Give the data below again exactly as it stands. Omit the pictures.

Items from a figure collection:
··········
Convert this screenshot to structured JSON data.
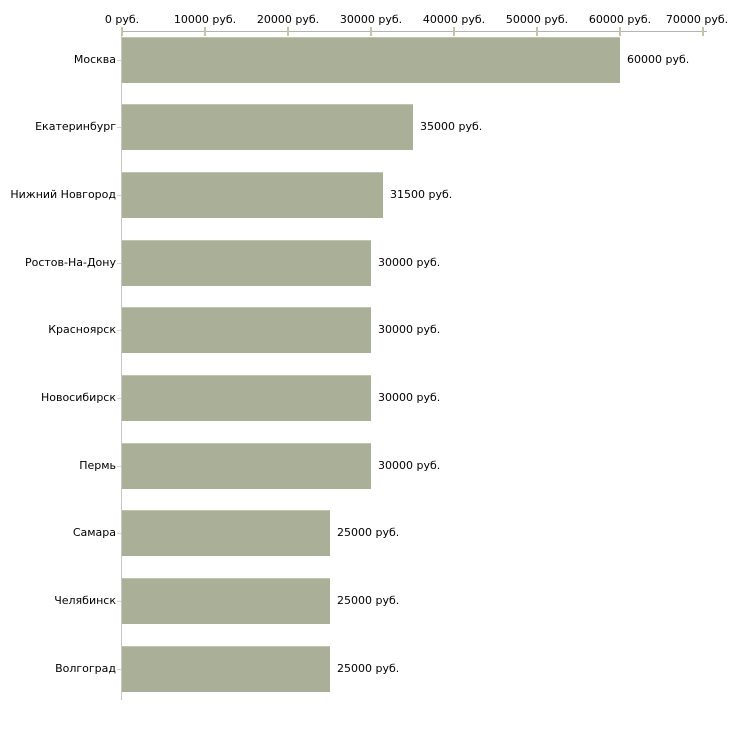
{
  "chart_data": {
    "type": "bar",
    "orientation": "horizontal",
    "title": "",
    "categories": [
      "Москва",
      "Екатеринбург",
      "Нижний Новгород",
      "Ростов-На-Дону",
      "Красноярск",
      "Новосибирск",
      "Пермь",
      "Самара",
      "Челябинск",
      "Волгоград"
    ],
    "values": [
      60000,
      35000,
      31500,
      30000,
      30000,
      30000,
      30000,
      25000,
      25000,
      25000
    ],
    "value_labels": [
      "60000 руб.",
      "35000 руб.",
      "31500 руб.",
      "30000 руб.",
      "30000 руб.",
      "30000 руб.",
      "30000 руб.",
      "25000 руб.",
      "25000 руб.",
      "25000 руб."
    ],
    "unit": "руб.",
    "axis": {
      "position": "top",
      "min": 0,
      "max": 70000,
      "step": 10000,
      "tick_labels": [
        "0 руб.",
        "10000 руб.",
        "20000 руб.",
        "30000 руб.",
        "40000 руб.",
        "50000 руб.",
        "60000 руб.",
        "70000 руб."
      ]
    },
    "legend": null,
    "grid": false,
    "colors": {
      "bar": "#aab098",
      "bar_highlight": "#c0c5ae",
      "axis_line": "#b3b3b3",
      "axis_tick": "#c5c5a5",
      "y_axis_line": "#c6c6c6",
      "label_tick": "#d4d4c8",
      "text": "#000000",
      "background": "#ffffff"
    }
  }
}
··········
- ANSWER TO THE EXERCISE -
Convert this screenshot to structured JSON data.
{
  "chart_data": {
    "type": "bar",
    "orientation": "horizontal",
    "title": "",
    "categories": [
      "Москва",
      "Екатеринбург",
      "Нижний Новгород",
      "Ростов-На-Дону",
      "Красноярск",
      "Новосибирск",
      "Пермь",
      "Самара",
      "Челябинск",
      "Волгоград"
    ],
    "values": [
      60000,
      35000,
      31500,
      30000,
      30000,
      30000,
      30000,
      25000,
      25000,
      25000
    ],
    "value_labels": [
      "60000 руб.",
      "35000 руб.",
      "31500 руб.",
      "30000 руб.",
      "30000 руб.",
      "30000 руб.",
      "30000 руб.",
      "25000 руб.",
      "25000 руб.",
      "25000 руб."
    ],
    "unit": "руб.",
    "axis": {
      "position": "top",
      "min": 0,
      "max": 70000,
      "step": 10000,
      "tick_labels": [
        "0 руб.",
        "10000 руб.",
        "20000 руб.",
        "30000 руб.",
        "40000 руб.",
        "50000 руб.",
        "60000 руб.",
        "70000 руб."
      ]
    },
    "legend": null,
    "grid": false,
    "colors": {
      "bar": "#aab098",
      "bar_highlight": "#c0c5ae",
      "axis_line": "#b3b3b3",
      "axis_tick": "#c5c5a5",
      "y_axis_line": "#c6c6c6",
      "label_tick": "#d4d4c8",
      "text": "#000000",
      "background": "#ffffff"
    }
  }
}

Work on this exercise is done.